Excerpts from a layout annotation set:
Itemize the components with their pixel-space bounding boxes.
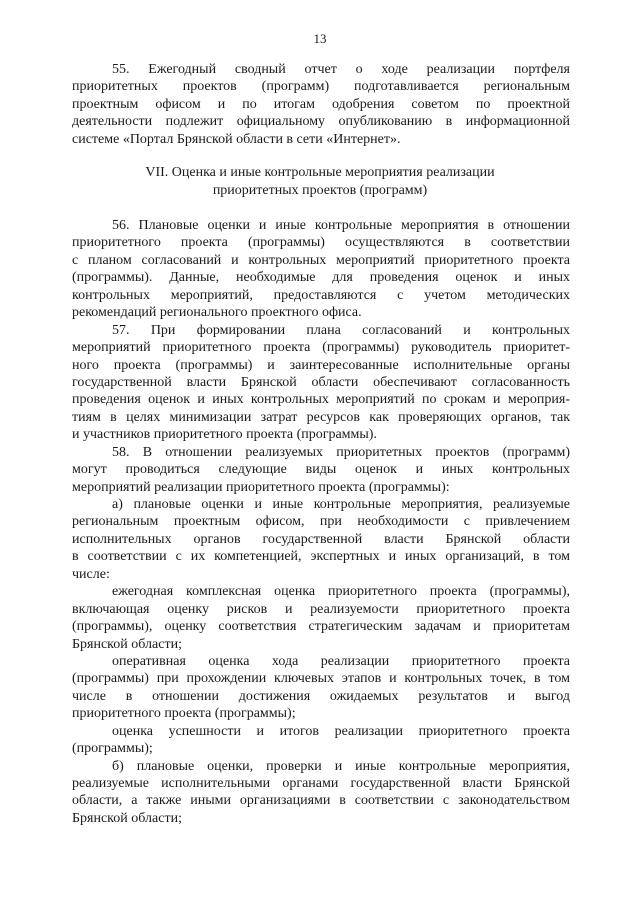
text-line: числе в отношении достижения ожидаемых результатов и выгод	[72, 688, 570, 704]
text-line: а) плановые оценки и иные контрольные мероприятия, реализуемые	[112, 497, 570, 512]
text-line: 58. В отношении реализуемых приоритетных проектов (программ)	[112, 444, 570, 460]
section-heading-line: VII. Оценка и иные контрольные мероприятия реализации	[145, 165, 495, 180]
text-line: деятельности подлежит официальному опубликованию в информационной	[72, 114, 570, 130]
text-line: могут проводиться следующие виды оценок и иных контрольных	[72, 462, 570, 478]
text-line: с планом согласований и контрольных мероприятий приоритетного проекта	[72, 252, 570, 268]
text-line: б) плановые оценки, проверки и иные контрольные мероприятия,	[112, 758, 570, 774]
paragraph-55	[72, 61, 570, 148]
text-line: Брянской области;	[72, 636, 182, 652]
text-line: приоритетного проекта (программы);	[72, 706, 296, 722]
text-line: 56. Плановые оценки и иные контрольные мероприятия в отношении	[112, 218, 570, 233]
text-line: оценка успешности и итогов реализации приоритетного проекта	[112, 723, 570, 739]
page-number: 13	[313, 31, 327, 46]
text-line: Брянской области;	[72, 810, 182, 826]
text-line: в соответствии с их компетенцией, экспертных и иных организаций, в том	[72, 549, 570, 565]
text-line: системе «Портал Брянской области в сети «Интернет».	[72, 131, 401, 147]
section-heading	[0, 164, 640, 200]
text-line: реализуемые исполнительными органами государственной власти Брянской	[72, 776, 570, 791]
text-line: проектным офисом и по итогам одобрения советом по проектной	[72, 96, 570, 112]
text-line: тиям в целях минимизации затрат ресурсов как проверяющих органов, так	[72, 409, 570, 425]
text-line: оперативная оценка хода реализации приоритетного проекта	[112, 653, 570, 669]
text-line: числе:	[72, 566, 110, 582]
text-line: проведения оценок и иных контрольных мероприятий по срокам и мероприя-	[72, 392, 570, 408]
section-heading-line: приоритетных проектов (программ)	[212, 183, 428, 198]
text-line: (программы). Данные, необходимые для проведения оценок и иных	[72, 270, 570, 286]
text-line: приоритетного проекта (программы) осуществляются в соответствии	[72, 235, 570, 251]
text-line: 55. Ежегодный сводный отчет о ходе реализации портфеля	[112, 62, 570, 77]
text-line: региональным проектным офисом, при необходимости с привлечением	[72, 514, 570, 530]
text-line: исполнительных органов государственной власти Брянской области	[72, 531, 570, 547]
text-line: ежегодная комплексная оценка приоритетного проекта (программы),	[112, 584, 570, 600]
text-line: мероприятий приоритетного проекта (программы) руководитель приоритет-	[72, 340, 570, 356]
text-line: государственной власти Брянской области обеспечивают согласованность	[72, 374, 570, 390]
text-line: (программы), оценку соответствия стратегическим задачам и приоритетам	[72, 619, 570, 635]
text-line: включающая оценку рисков и реализуемости приоритетного проекта	[72, 601, 570, 617]
text-line: ного проекта (программы) и заинтересованные исполнительные органы	[72, 357, 570, 373]
text-line: (программы) при прохождении ключевых этапов и контрольных точек, в том	[72, 671, 570, 687]
text-line: 57. При формировании плана согласований и контрольных	[112, 322, 570, 338]
text-line: рекомендаций регионального проектного офиса.	[72, 305, 362, 321]
text-line: мероприятий реализации приоритетного проекта (программы):	[72, 479, 450, 495]
paragraphs-56-58	[72, 217, 570, 827]
text-line: (программы);	[72, 741, 153, 757]
text-line: приоритетных проектов (программ) подготавливается региональным	[72, 79, 570, 95]
text-line: области, а также иными организациями в соответствии с законодательством	[72, 793, 570, 809]
text-line: контрольных мероприятий, предоставляются с учетом методических	[72, 287, 570, 303]
text-line: и участников приоритетного проекта (программы).	[72, 427, 377, 443]
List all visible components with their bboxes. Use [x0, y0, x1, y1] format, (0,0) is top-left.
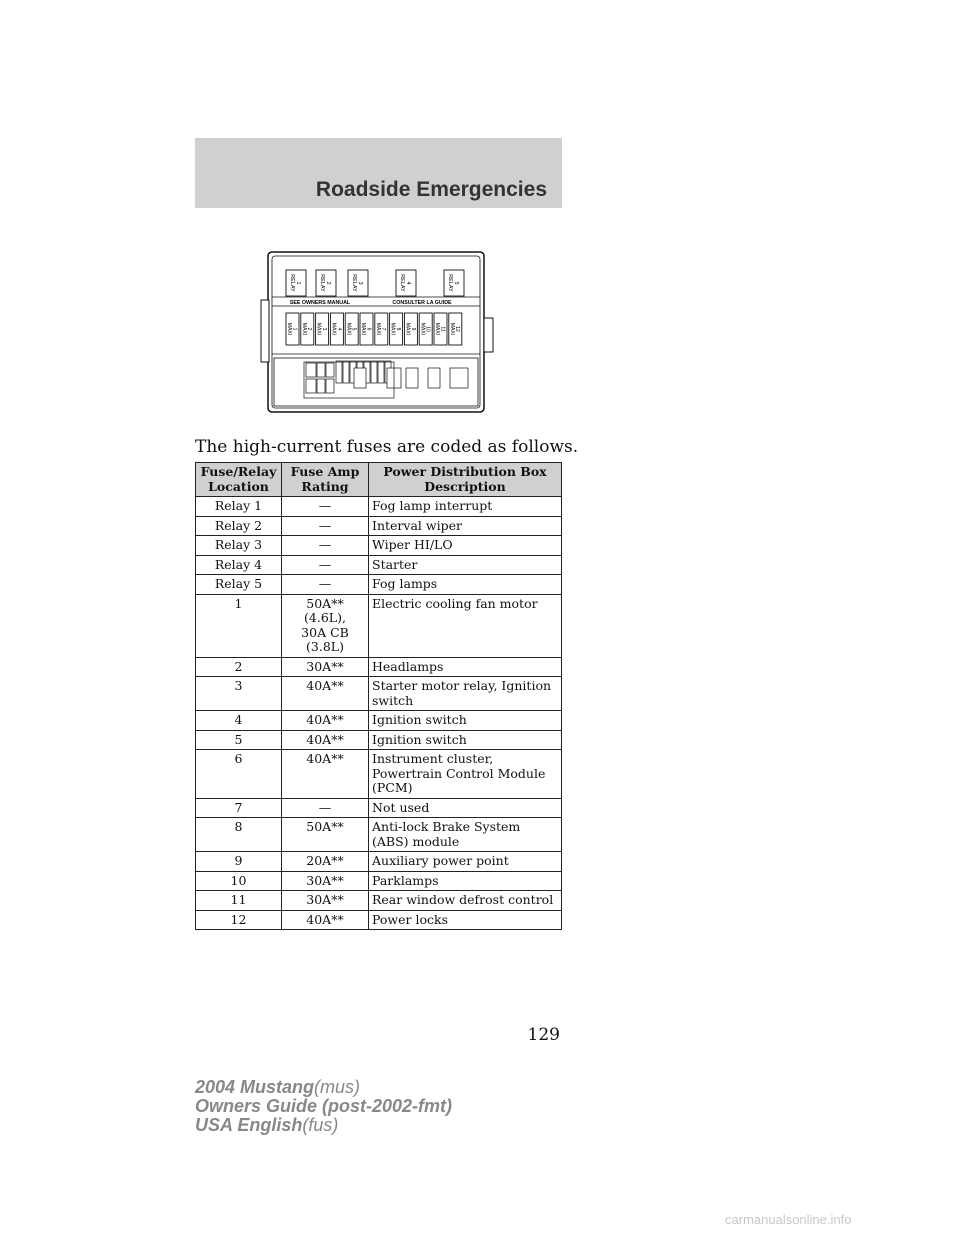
cell-location: 11	[196, 891, 282, 911]
maxi-slot-label: 3MAXI	[315, 322, 327, 336]
cell-rating: —	[282, 555, 369, 575]
cell-location: 10	[196, 871, 282, 891]
cell-location: 4	[196, 711, 282, 731]
cell-description: Fog lamps	[369, 575, 562, 595]
maxi-slot-label: 1MAXI	[286, 322, 298, 336]
cell-rating: 30A**	[282, 871, 369, 891]
table-row	[196, 677, 562, 711]
maxi-slot-label: 7MAXI	[374, 322, 387, 336]
table-row	[196, 536, 562, 556]
table-row	[196, 798, 562, 818]
cell-location: 5	[196, 730, 282, 750]
table-row	[196, 730, 562, 750]
cell-rating: 40A**	[282, 750, 369, 799]
col-header-location: Fuse/Relay Location	[196, 463, 282, 497]
table-row	[196, 871, 562, 891]
cell-description: Interval wiper	[369, 516, 562, 536]
col-header-description: Power Distribution Box Description	[369, 463, 562, 497]
cell-description: Auxiliary power point	[369, 852, 562, 872]
cell-rating: —	[282, 536, 369, 556]
relay-slot-label: 5RELAY	[447, 274, 459, 292]
cell-rating: 40A**	[282, 730, 369, 750]
cell-description: Parklamps	[369, 871, 562, 891]
cell-description: Rear window defrost control	[369, 891, 562, 911]
table-row	[196, 497, 562, 517]
cell-description: Headlamps	[369, 657, 562, 677]
cell-rating: —	[282, 497, 369, 517]
table-row	[196, 711, 562, 731]
table-row	[196, 657, 562, 677]
cell-rating: 50A** (4.6L), 30A CB (3.8L)	[282, 594, 369, 657]
fuse-table	[195, 462, 562, 930]
cell-location: 2	[196, 657, 282, 677]
cell-description: Electric cooling fan motor	[369, 594, 562, 657]
maxi-slot-label: 9MAXI	[404, 322, 416, 336]
maxi-slot-label: 2MAXI	[300, 322, 313, 336]
cell-rating: 30A**	[282, 891, 369, 911]
page-number: 129	[527, 1025, 560, 1045]
table-row	[196, 910, 562, 930]
watermark: carmanualsonline.info	[725, 1212, 852, 1227]
cell-rating: 40A**	[282, 711, 369, 731]
cell-description: Instrument cluster, Powertrain Control Module (PCM)	[369, 750, 562, 799]
maxi-slot-label: 11MAXI	[434, 322, 446, 336]
cell-description: Ignition switch	[369, 730, 562, 750]
cell-location: 6	[196, 750, 282, 799]
cell-location: 3	[196, 677, 282, 711]
footer-language: USA English	[195, 1115, 303, 1135]
cell-rating: 20A**	[282, 852, 369, 872]
cell-location: Relay 5	[196, 575, 282, 595]
maxi-slot-label: 12MAXI	[448, 322, 461, 336]
maxi-slot-label: 10MAXI	[419, 322, 431, 336]
cell-description: Starter motor relay, Ignition switch	[369, 677, 562, 711]
cell-description: Fog lamp interrupt	[369, 497, 562, 517]
maxi-slot-label: 5MAXI	[345, 322, 357, 336]
cell-location: Relay 1	[196, 497, 282, 517]
footer-guide: Owners Guide (post-2002-fmt)	[195, 1096, 453, 1116]
cell-location: 9	[196, 852, 282, 872]
cell-rating: 30A**	[282, 657, 369, 677]
table-row	[196, 575, 562, 595]
cell-location: 8	[196, 818, 282, 852]
footer-language-code: (fus)	[302, 1115, 339, 1135]
cell-location: 7	[196, 798, 282, 818]
relay-slot-label: 4RELAY	[399, 274, 411, 292]
cell-location: Relay 3	[196, 536, 282, 556]
maxi-slot-label: 8MAXI	[389, 322, 401, 336]
cell-rating: —	[282, 516, 369, 536]
maxi-slot-label: 4MAXI	[330, 322, 342, 336]
table-row	[196, 594, 562, 657]
intro-text: The high-current fuses are coded as follows.	[195, 437, 579, 457]
table-row	[196, 852, 562, 872]
cell-description: Ignition switch	[369, 711, 562, 731]
cell-description: Anti-lock Brake System (ABS) module	[369, 818, 562, 852]
cell-description: Starter	[369, 555, 562, 575]
col-header-rating: Fuse Amp Rating	[282, 463, 369, 497]
fuse-box-diagram	[258, 250, 496, 415]
cell-rating: 40A**	[282, 910, 369, 930]
footer	[195, 1078, 452, 1135]
table-row	[196, 891, 562, 911]
cell-location: Relay 2	[196, 516, 282, 536]
table-row	[196, 555, 562, 575]
cell-location: Relay 4	[196, 555, 282, 575]
table-row	[196, 818, 562, 852]
relay-slot-label: 2RELAY	[319, 274, 331, 292]
table-row	[196, 516, 562, 536]
cell-location: 12	[196, 910, 282, 930]
cell-description: Not used	[369, 798, 562, 818]
banner-right: CONSULTER LA GUIDE	[392, 300, 452, 306]
cell-rating: —	[282, 798, 369, 818]
footer-model-code: (mus)	[314, 1077, 361, 1097]
cell-description: Power locks	[369, 910, 562, 930]
page-title: Roadside Emergencies	[315, 178, 547, 201]
table-row	[196, 750, 562, 799]
cell-rating: —	[282, 575, 369, 595]
cell-location: 1	[196, 594, 282, 657]
relay-slot-label: 1RELAY	[289, 274, 301, 292]
banner-left: SEE OWNERS MANUAL	[289, 300, 351, 306]
cell-rating: 40A**	[282, 677, 369, 711]
cell-rating: 50A**	[282, 818, 369, 852]
footer-model: 2004 Mustang	[195, 1077, 315, 1097]
maxi-slot-label: 6MAXI	[360, 322, 372, 336]
cell-description: Wiper HI/LO	[369, 536, 562, 556]
relay-slot-label: 3RELAY	[351, 274, 363, 292]
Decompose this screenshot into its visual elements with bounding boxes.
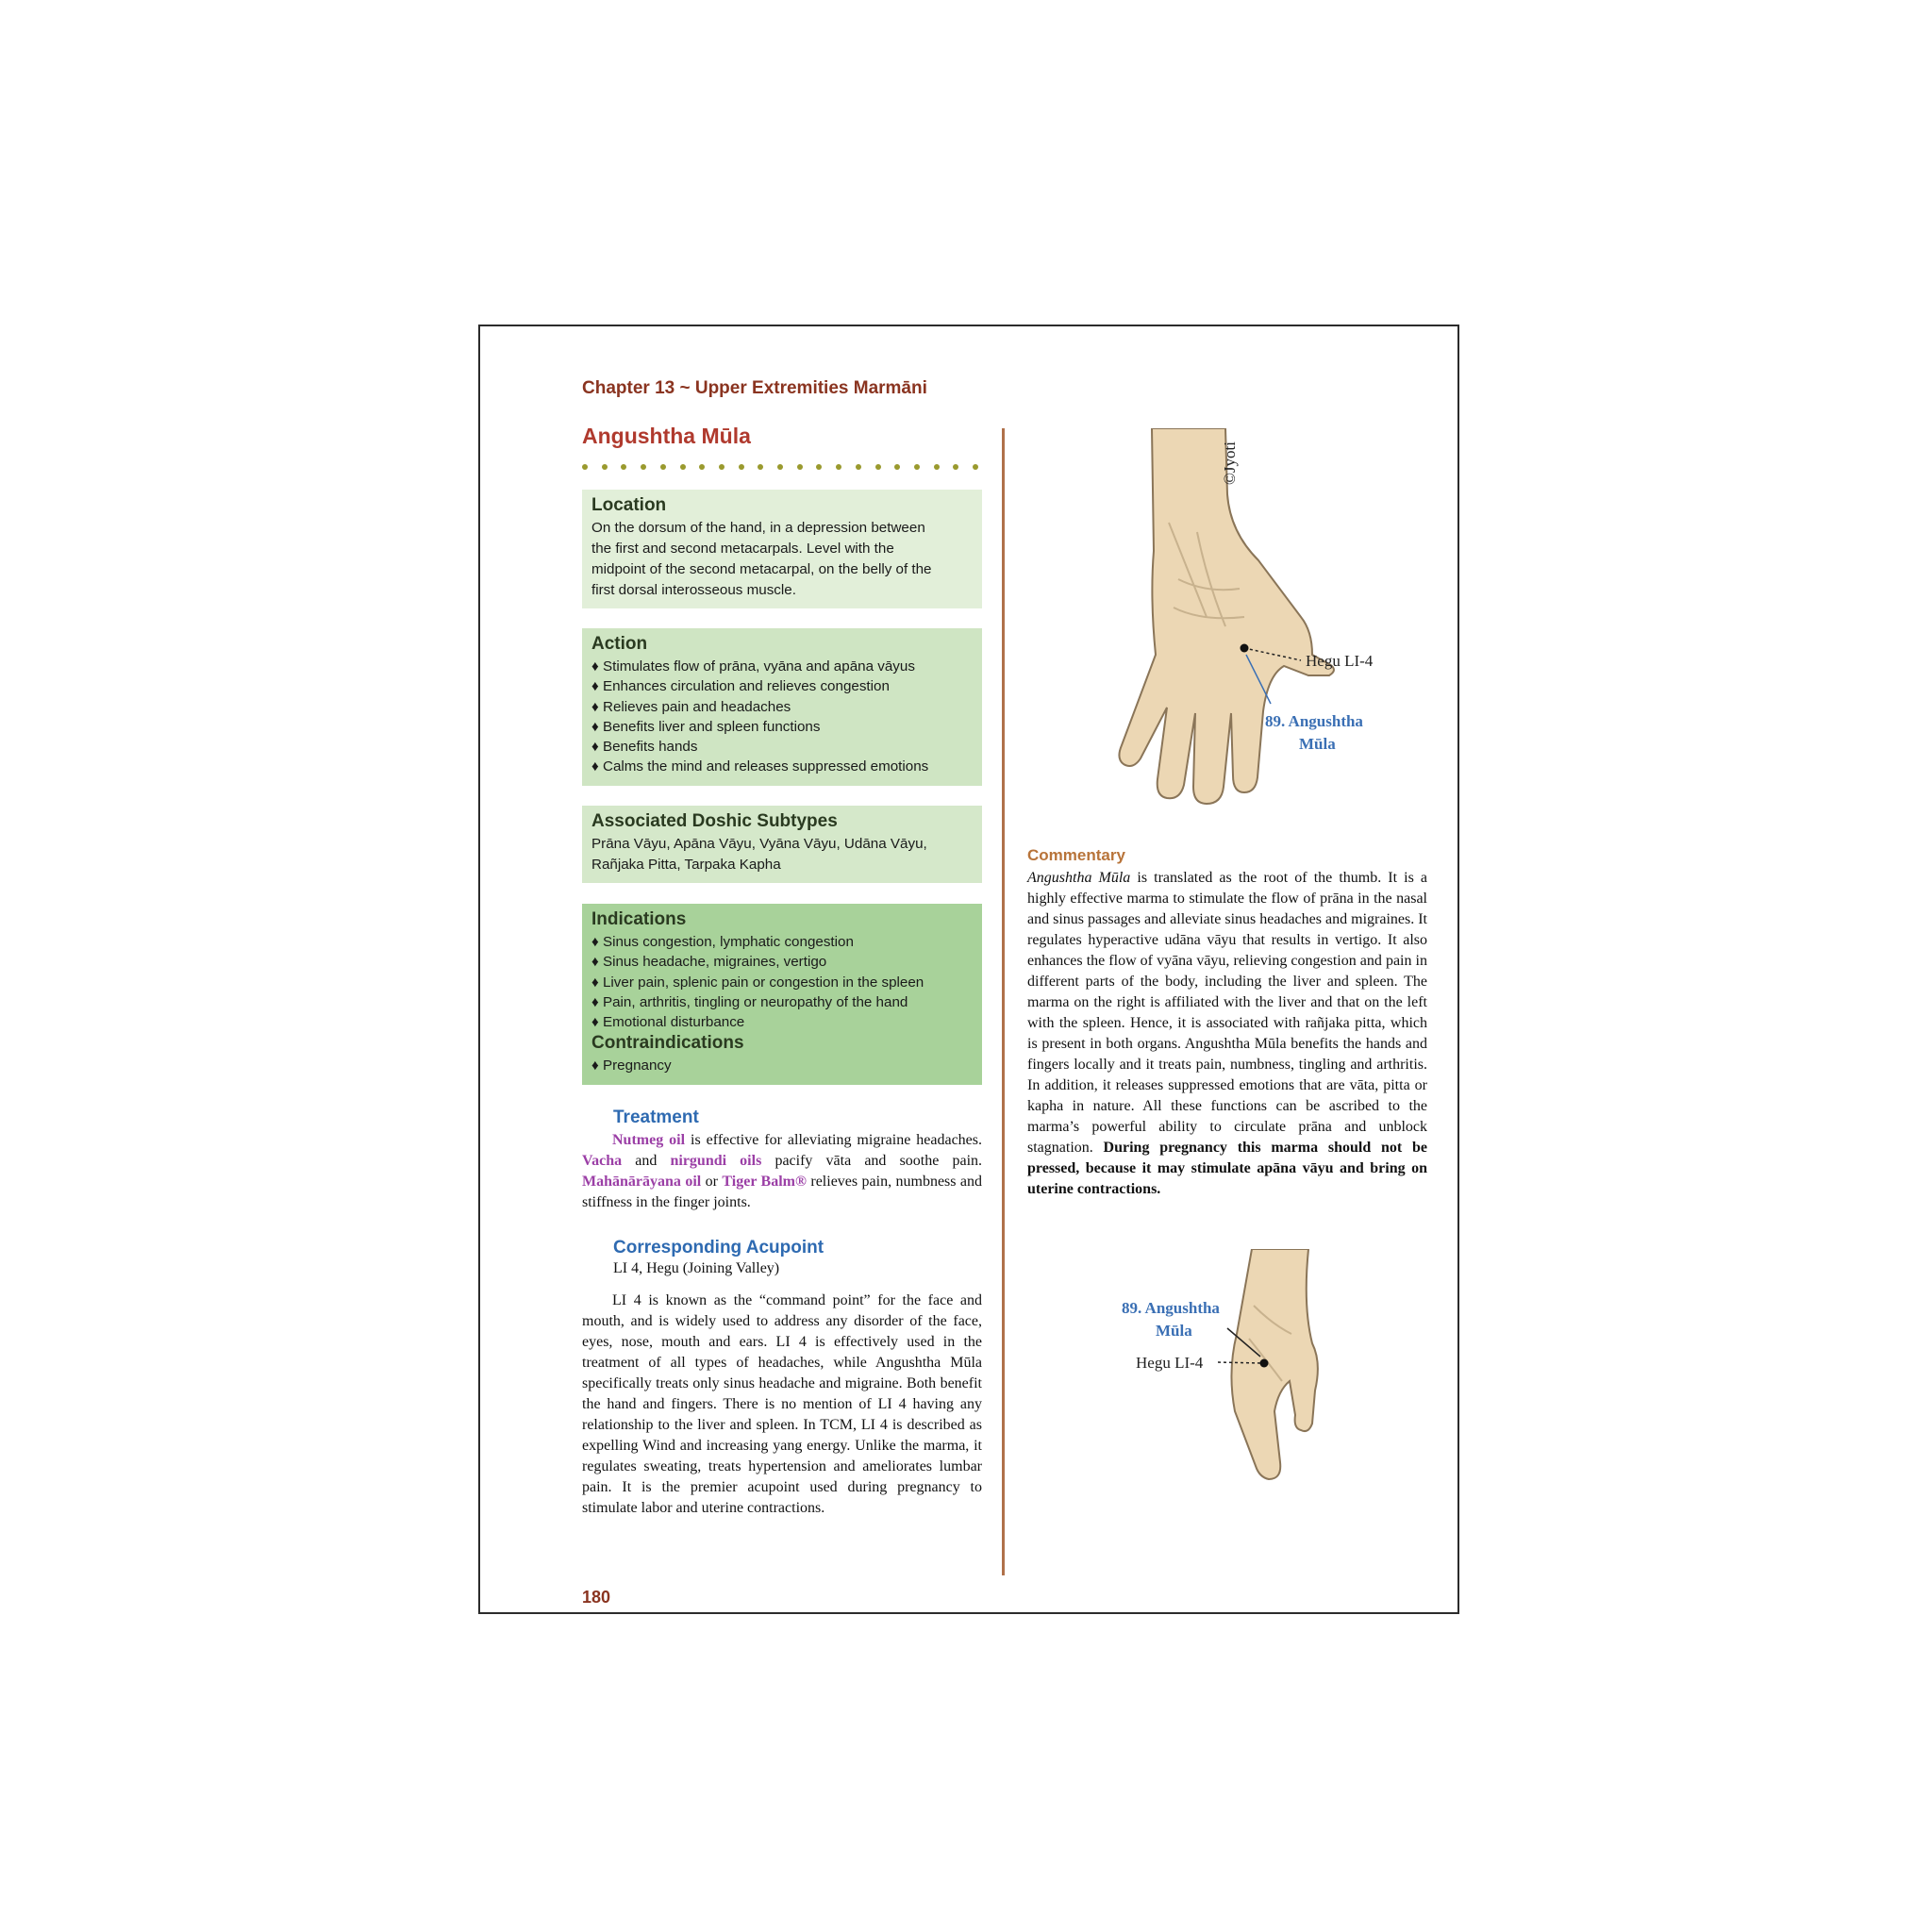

== Challenge ==
Copy out the lines of the records starting with the line containing "891, 282, 911]" and continuing through the line containing "871, 369, 891]", character for character.

== The response ==
cell-location: 11	[196, 891, 282, 911]
maxi-slot-label: 3MAXI	[315, 322, 327, 336]
cell-rating: —	[282, 555, 369, 575]
cell-location: 10	[196, 871, 282, 891]
cell-location: 4	[196, 711, 282, 731]
cell-description: Fog lamps	[369, 575, 562, 595]
maxi-slot-label: 1MAXI	[286, 322, 298, 336]
cell-rating: 30A**	[282, 871, 369, 891]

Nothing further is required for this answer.